Images excluded, repeat each entry below exactly.

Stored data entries
□ □ □ □ □
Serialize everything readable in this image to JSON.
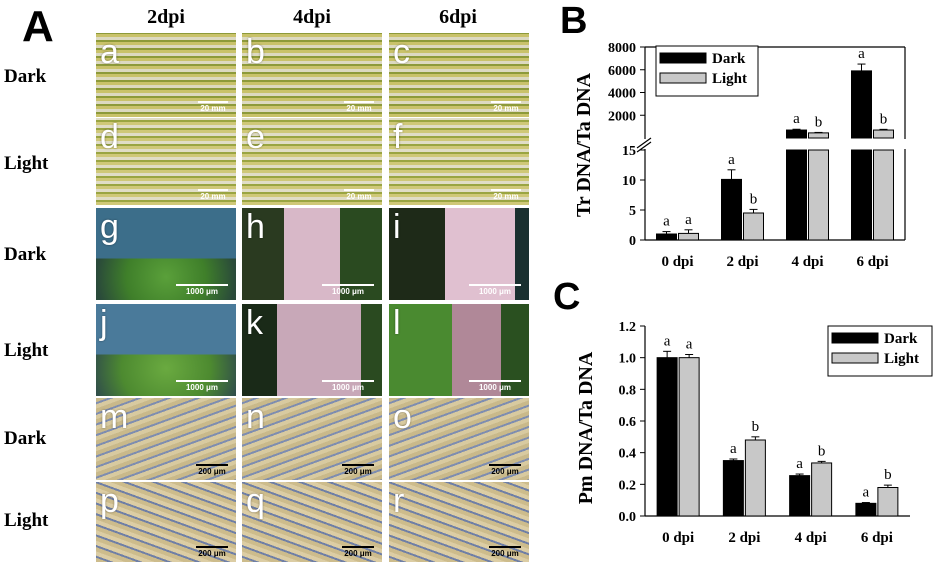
{
  "panelA": {
    "letter": "A",
    "columns": [
      "2dpi",
      "4dpi",
      "6dpi"
    ],
    "rows": [
      "Dark",
      "Light",
      "Dark",
      "Light",
      "Dark",
      "Light"
    ],
    "tiles": [
      {
        "label": "a",
        "scale": "20 mm"
      },
      {
        "label": "b",
        "scale": "20 mm"
      },
      {
        "label": "c",
        "scale": "20 mm"
      },
      {
        "label": "d",
        "scale": "20 mm"
      },
      {
        "label": "e",
        "scale": "20 mm"
      },
      {
        "label": "f",
        "scale": "20 mm"
      },
      {
        "label": "g",
        "scale": "1000 μm"
      },
      {
        "label": "h",
        "scale": "1000 μm"
      },
      {
        "label": "i",
        "scale": "1000 μm"
      },
      {
        "label": "j",
        "scale": "1000 μm"
      },
      {
        "label": "k",
        "scale": "1000 μm"
      },
      {
        "label": "l",
        "scale": "1000 μm"
      },
      {
        "label": "m",
        "scale": "200 μm"
      },
      {
        "label": "n",
        "scale": "200 μm"
      },
      {
        "label": "o",
        "scale": "200 μm"
      },
      {
        "label": "p",
        "scale": "200 μm"
      },
      {
        "label": "q",
        "scale": "200 μm"
      },
      {
        "label": "r",
        "scale": "200 μm"
      }
    ]
  },
  "chart_data": [
    {
      "panel": "B",
      "type": "bar",
      "ylabel": "Tr DNA/Ta DNA",
      "categories": [
        "0 dpi",
        "2 dpi",
        "4 dpi",
        "6 dpi"
      ],
      "series": [
        {
          "name": "Dark",
          "values": [
            1.0,
            10.1,
            700,
            5900
          ],
          "errors": [
            0.4,
            1.6,
            70,
            600
          ],
          "letters": [
            "a",
            "a",
            "a",
            "a"
          ],
          "color": "#000000"
        },
        {
          "name": "Light",
          "values": [
            1.1,
            4.5,
            450,
            700
          ],
          "errors": [
            0.6,
            0.6,
            40,
            60
          ],
          "letters": [
            "a",
            "b",
            "b",
            "b"
          ],
          "color": "#c8c8c8"
        }
      ],
      "axis_break": {
        "lower": [
          0,
          15
        ],
        "upper": [
          0,
          8000
        ]
      },
      "lower_ticks": [
        0,
        5,
        10,
        15
      ],
      "upper_ticks": [
        2000,
        4000,
        6000,
        8000
      ],
      "legend": "top-right"
    },
    {
      "panel": "C",
      "type": "bar",
      "ylabel": "Pm DNA/Ta DNA",
      "categories": [
        "0 dpi",
        "2 dpi",
        "4 dpi",
        "6 dpi"
      ],
      "series": [
        {
          "name": "Dark",
          "values": [
            1.0,
            0.35,
            0.255,
            0.08
          ],
          "errors": [
            0.04,
            0.01,
            0.01,
            0.005
          ],
          "letters": [
            "a",
            "a",
            "a",
            "a"
          ],
          "color": "#000000"
        },
        {
          "name": "Light",
          "values": [
            1.0,
            0.48,
            0.335,
            0.18
          ],
          "errors": [
            0.02,
            0.02,
            0.01,
            0.015
          ],
          "letters": [
            "a",
            "b",
            "b",
            "b"
          ],
          "color": "#c8c8c8"
        }
      ],
      "ylim": [
        0,
        1.2
      ],
      "ticks": [
        "0.0",
        "0.2",
        "0.4",
        "0.6",
        "0.8",
        "1.0",
        "1.2"
      ],
      "legend": "top-right"
    }
  ]
}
□ □ □ □ □
> _EXPECTED ANSWER_
Serialize everything readable in this image to JSON.
{
  "panelA": {
    "letter": "A",
    "columns": [
      "2dpi",
      "4dpi",
      "6dpi"
    ],
    "rows": [
      "Dark",
      "Light",
      "Dark",
      "Light",
      "Dark",
      "Light"
    ],
    "tiles": [
      {
        "label": "a",
        "scale": "20 mm"
      },
      {
        "label": "b",
        "scale": "20 mm"
      },
      {
        "label": "c",
        "scale": "20 mm"
      },
      {
        "label": "d",
        "scale": "20 mm"
      },
      {
        "label": "e",
        "scale": "20 mm"
      },
      {
        "label": "f",
        "scale": "20 mm"
      },
      {
        "label": "g",
        "scale": "1000 μm"
      },
      {
        "label": "h",
        "scale": "1000 μm"
      },
      {
        "label": "i",
        "scale": "1000 μm"
      },
      {
        "label": "j",
        "scale": "1000 μm"
      },
      {
        "label": "k",
        "scale": "1000 μm"
      },
      {
        "label": "l",
        "scale": "1000 μm"
      },
      {
        "label": "m",
        "scale": "200 μm"
      },
      {
        "label": "n",
        "scale": "200 μm"
      },
      {
        "label": "o",
        "scale": "200 μm"
      },
      {
        "label": "p",
        "scale": "200 μm"
      },
      {
        "label": "q",
        "scale": "200 μm"
      },
      {
        "label": "r",
        "scale": "200 μm"
      }
    ]
  },
  "chart_data": [
    {
      "panel": "B",
      "type": "bar",
      "ylabel": "Tr DNA/Ta DNA",
      "categories": [
        "0 dpi",
        "2 dpi",
        "4 dpi",
        "6 dpi"
      ],
      "series": [
        {
          "name": "Dark",
          "values": [
            1.0,
            10.1,
            700,
            5900
          ],
          "errors": [
            0.4,
            1.6,
            70,
            600
          ],
          "letters": [
            "a",
            "a",
            "a",
            "a"
          ],
          "color": "#000000"
        },
        {
          "name": "Light",
          "values": [
            1.1,
            4.5,
            450,
            700
          ],
          "errors": [
            0.6,
            0.6,
            40,
            60
          ],
          "letters": [
            "a",
            "b",
            "b",
            "b"
          ],
          "color": "#c8c8c8"
        }
      ],
      "axis_break": {
        "lower": [
          0,
          15
        ],
        "upper": [
          0,
          8000
        ]
      },
      "lower_ticks": [
        0,
        5,
        10,
        15
      ],
      "upper_ticks": [
        2000,
        4000,
        6000,
        8000
      ],
      "legend": "top-right"
    },
    {
      "panel": "C",
      "type": "bar",
      "ylabel": "Pm DNA/Ta DNA",
      "categories": [
        "0 dpi",
        "2 dpi",
        "4 dpi",
        "6 dpi"
      ],
      "series": [
        {
          "name": "Dark",
          "values": [
            1.0,
            0.35,
            0.255,
            0.08
          ],
          "errors": [
            0.04,
            0.01,
            0.01,
            0.005
          ],
          "letters": [
            "a",
            "a",
            "a",
            "a"
          ],
          "color": "#000000"
        },
        {
          "name": "Light",
          "values": [
            1.0,
            0.48,
            0.335,
            0.18
          ],
          "errors": [
            0.02,
            0.02,
            0.01,
            0.015
          ],
          "letters": [
            "a",
            "b",
            "b",
            "b"
          ],
          "color": "#c8c8c8"
        }
      ],
      "ylim": [
        0,
        1.2
      ],
      "ticks": [
        "0.0",
        "0.2",
        "0.4",
        "0.6",
        "0.8",
        "1.0",
        "1.2"
      ],
      "legend": "top-right"
    }
  ]
}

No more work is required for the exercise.